::: Provided entries
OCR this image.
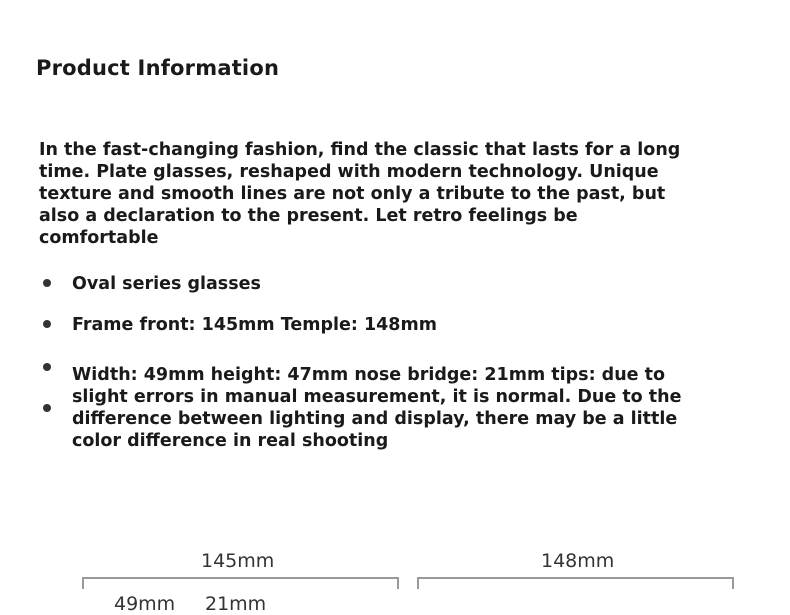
Product Information
In the fast-changing fashion, find the classic that lasts for a long time. Plate glasses, reshaped with modern technology. Unique texture and smooth lines are not only a tribute to the past, but also a declaration to the present. Let retro feelings be comfortable
Oval series glasses
Frame front: 145mm Temple: 148mm
Width: 49mm height: 47mm nose bridge: 21mm tips: due to slight errors in manual measurement, it is normal. Due to the difference between lighting and display, there may be a little color difference in real shooting
145mm	148mm
49mm 21mm
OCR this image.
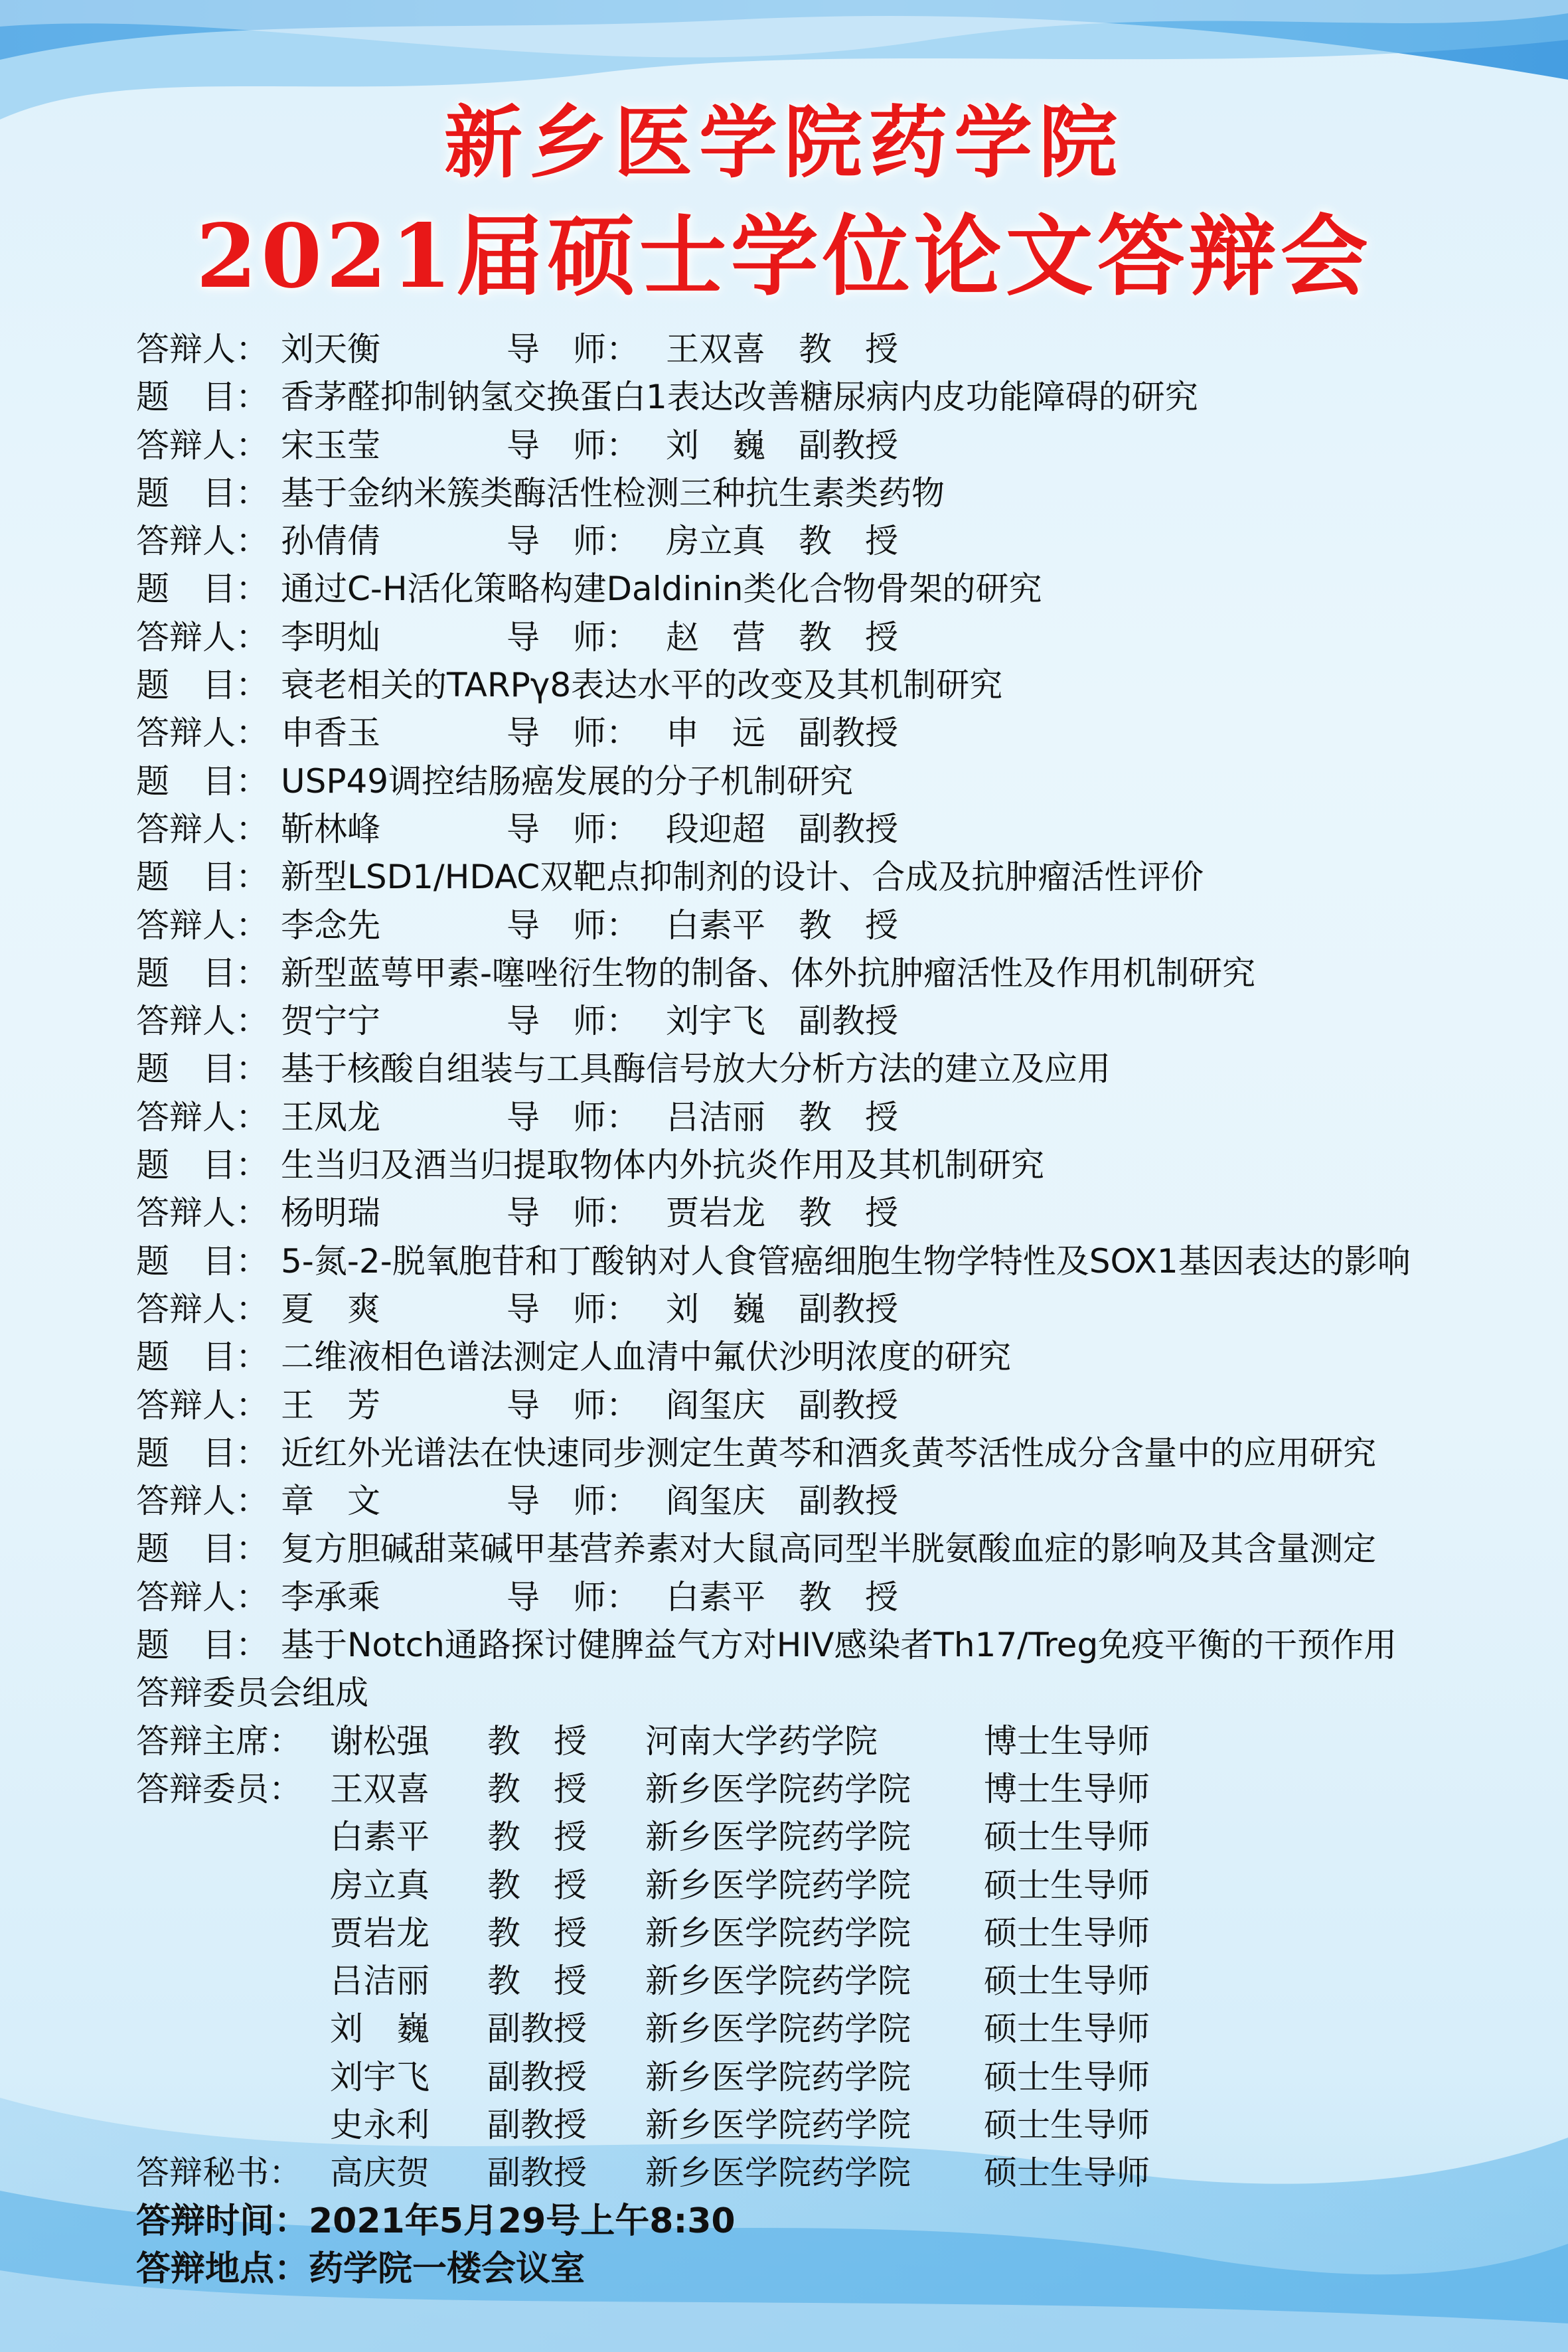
新乡医学院药学院
2021届硕士学位论文答辩会
答辩人： 刘天衡	导　师： 王双喜　教　授
题　目： 香茅醛抑制钠氢交换蛋白1表达改善糖尿病内皮功能障碍的研究
答辩人： 宋玉莹	导　师： 刘　巍　副教授
题　目： 基于金纳米簇类酶活性检测三种抗生素类药物
答辩人： 孙倩倩	导　师： 房立真　教　授
题　目： 通过C-H活化策略构建Daldinin类化合物骨架的研究
答辩人： 李明灿	导　师： 赵　营　教　授
题　目： 衰老相关的TARPγ8表达水平的改变及其机制研究
答辩人： 申香玉	导　师： 申　远　副教授
题　目： USP49调控结肠癌发展的分子机制研究
答辩人： 靳林峰	导　师： 段迎超　副教授
题　目： 新型LSD1/HDAC双靶点抑制剂的设计、合成及抗肿瘤活性评价
答辩人： 李念先	导　师： 白素平　教　授
题　目： 新型蓝萼甲素-噻唑衍生物的制备、体外抗肿瘤活性及作用机制研究
答辩人： 贺宁宁	导　师： 刘宇飞　副教授
题　目： 基于核酸自组装与工具酶信号放大分析方法的建立及应用
答辩人： 王凤龙	导　师： 吕洁丽　教　授
题　目： 生当归及酒当归提取物体内外抗炎作用及其机制研究
答辩人： 杨明瑞	导　师： 贾岩龙　教　授
题　目： 5-氮-2-脱氧胞苷和丁酸钠对人食管癌细胞生物学特性及SOX1基因表达的影响
答辩人： 夏　爽	导　师： 刘　巍　副教授
题　目： 二维液相色谱法测定人血清中氟伏沙明浓度的研究
答辩人： 王　芳	导　师： 阎玺庆　副教授
题　目： 近红外光谱法在快速同步测定生黄芩和酒炙黄芩活性成分含量中的应用研究
答辩人： 章　文	导　师： 阎玺庆　副教授
题　目： 复方胆碱甜菜碱甲基营养素对大鼠高同型半胱氨酸血症的影响及其含量测定
答辩人： 李承乘	导　师： 白素平　教　授
题　目： 基于Notch通路探讨健脾益气方对HIV感染者Th17/Treg免疫平衡的干预作用
答辩委员会组成
答辩主席： 谢松强 教　授 河南大学药学院	博士生导师
答辩委员： 王双喜 教　授 新乡医学院药学院 博士生导师
白素平 教　授 新乡医学院药学院 硕士生导师
房立真 教　授 新乡医学院药学院 硕士生导师
贾岩龙 教　授 新乡医学院药学院 硕士生导师
吕洁丽 教　授 新乡医学院药学院 硕士生导师
刘　巍 副教授 新乡医学院药学院 硕士生导师
刘宇飞 副教授 新乡医学院药学院 硕士生导师
史永利 副教授 新乡医学院药学院 硕士生导师
答辩秘书： 高庆贺 副教授 新乡医学院药学院 硕士生导师
答辩时间：2021年5月29号上午8:30
答辩地点：药学院一楼会议室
::::::
# [Stated exercise]
Select every line in the records above that contains the word "新乡医学院药学院".

# [Full output]
新乡医学院药学院
答辩委员： 王双喜 教　授 新乡医学院药学院 博士生导师
白素平 教　授 新乡医学院药学院 硕士生导师
房立真 教　授 新乡医学院药学院 硕士生导师
贾岩龙 教　授 新乡医学院药学院 硕士生导师
吕洁丽 教　授 新乡医学院药学院 硕士生导师
刘　巍 副教授 新乡医学院药学院 硕士生导师
刘宇飞 副教授 新乡医学院药学院 硕士生导师
史永利 副教授 新乡医学院药学院 硕士生导师
答辩秘书： 高庆贺 副教授 新乡医学院药学院 硕士生导师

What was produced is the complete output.